→ **Textauszug**:
Veröffentlichungsdatum: ??.08.1971

 

Rating: 8.5 / 10

von Mathias Haden, 21.02.2015


Die lyrische Perle im Schaffen des talentiertesten Ex-Byrds.

 

Jetzt habe ich ihn schon als größten Songwriter auserkoren, da darf er hier natürlich nicht länger fehlen: Harold Eugene Clark aus Missouri. Als Teil der Byrds ein bisschen an der amerikanischen Folk-Rock-Geschichte geschrieben, danach mit Doug Dillard in Richtung Bluegrass abgedriftet, um im Laufe des Jahres 1971 sein zweites Solostück und wohl persönlichste LP seiner Karriere aufzunehmen. Auch diese wurde trotz Beifall seitens der Kritiker zum nächsten Flop einer kommerziell wenig erfolgreichen Solokarriere, die später von Frustration und Desillusionierung, die Clark im Laufe seiner kommerziell erfolglosen Karriere als Solomusiker angehäuft hatte, gezeichnet sein sollte.

Auf White Light, dessen Name auf dem Cover nicht vermerkt ist und darum immer wieder für Verwirrung sorgte, hört man jenen Sänger, der mit dem Weltruhm abgeschlossen hatte, allerdings noch nicht. Stattdessen gibt es einige der schönsten und berührendsten Kompositionen, die je den Weg aufs Papier fanden.

→ **Datenzeilen**:
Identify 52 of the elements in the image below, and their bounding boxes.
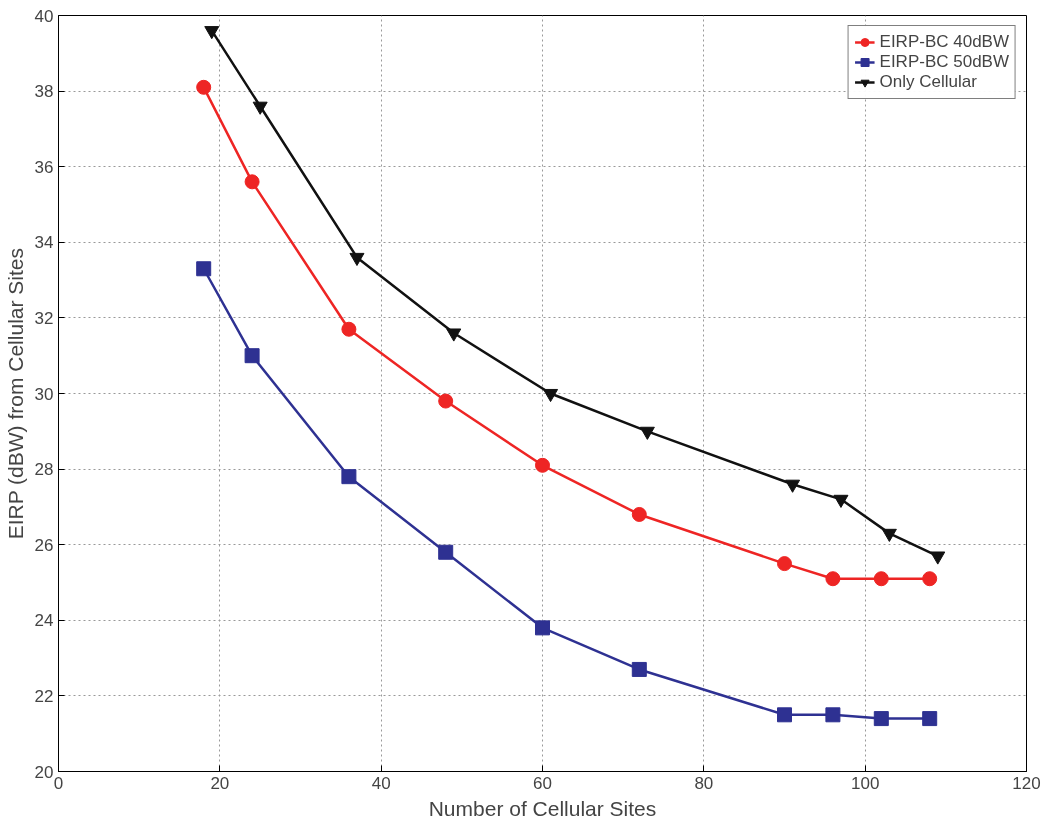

→ **Deine Aufgaben**:
A - Schreibe bitte den Abschnitt der Rezension zu „White Light“ um, der mit den Worten „Rating: 8.5 /“ beginnt und mit „gezeichnet sein sollte.“ endet. Ersetze dabei „Bluegrass“ durch „Country“.
B - Woher stammt Harold Eugene Clark laut der Rezension zu „White Light“?
C - Setze die Rezension zu „White Light“ nach ihrem letzten Satz fort.

→ **Die Ergebnisse**:
A -
Rating: 8.5 / 10

von Mathias Haden, 21.02.2015


Die lyrische Perle im Schaffen des talentiertesten Ex-Byrds.

 

Jetzt habe ich ihn schon als größten Songwriter auserkoren, da darf er hier natürlich nicht länger fehlen: Harold Eugene Clark aus Missouri. Als Teil der Byrds ein bisschen an der amerikanischen Folk-Rock-Geschichte geschrieben, danach mit Doug Dillard in Richtung Country abgedriftet, um im Laufe des Jahres 1971 sein zweites Solostück und wohl persönlichste LP seiner Karriere aufzunehmen. Auch diese wurde trotz Beifall seitens der Kritiker zum nächsten Flop einer kommerziell wenig erfolgreichen Solokarriere, die später von Frustration und Desillusionierung, die Clark im Laufe seiner kommerziell erfolglosen Karriere als Solomusiker angehäuft hatte, gezeichnet sein sollte.

B - Aus Missouri.

C -
Bereits das Artwork gibt einen guten Einblick in die bevorstehende, emotionale Reise, zu der Clark einlädt. Schwarz und mit einer Sonne, die die Silhouette des Sängers bestrahlt, passt es sich der Stimmung des Albums an. Sehr spärlich und überwiegend akustisch instrumentiert, singt der Amerikaner von der Liebe, Trauer und Schmerz. Dabei kommt vor allem Clarks poetische Seite zur Geltung, allen voran drängt sich hierbei For A Spanish Guitar auf, dem sogar der große Bob Dylan seine Anerkennung zukommen ließ. Wie könnte man es ihm aber auch verübeln, ein kurzer Blick auf die Lyrics beseitigt sämtliche Zweifel:

 

"And the workings of sunshine and rain

And the visions they paint that remain

Pulsate from my soul through my brain in a spanish guitar"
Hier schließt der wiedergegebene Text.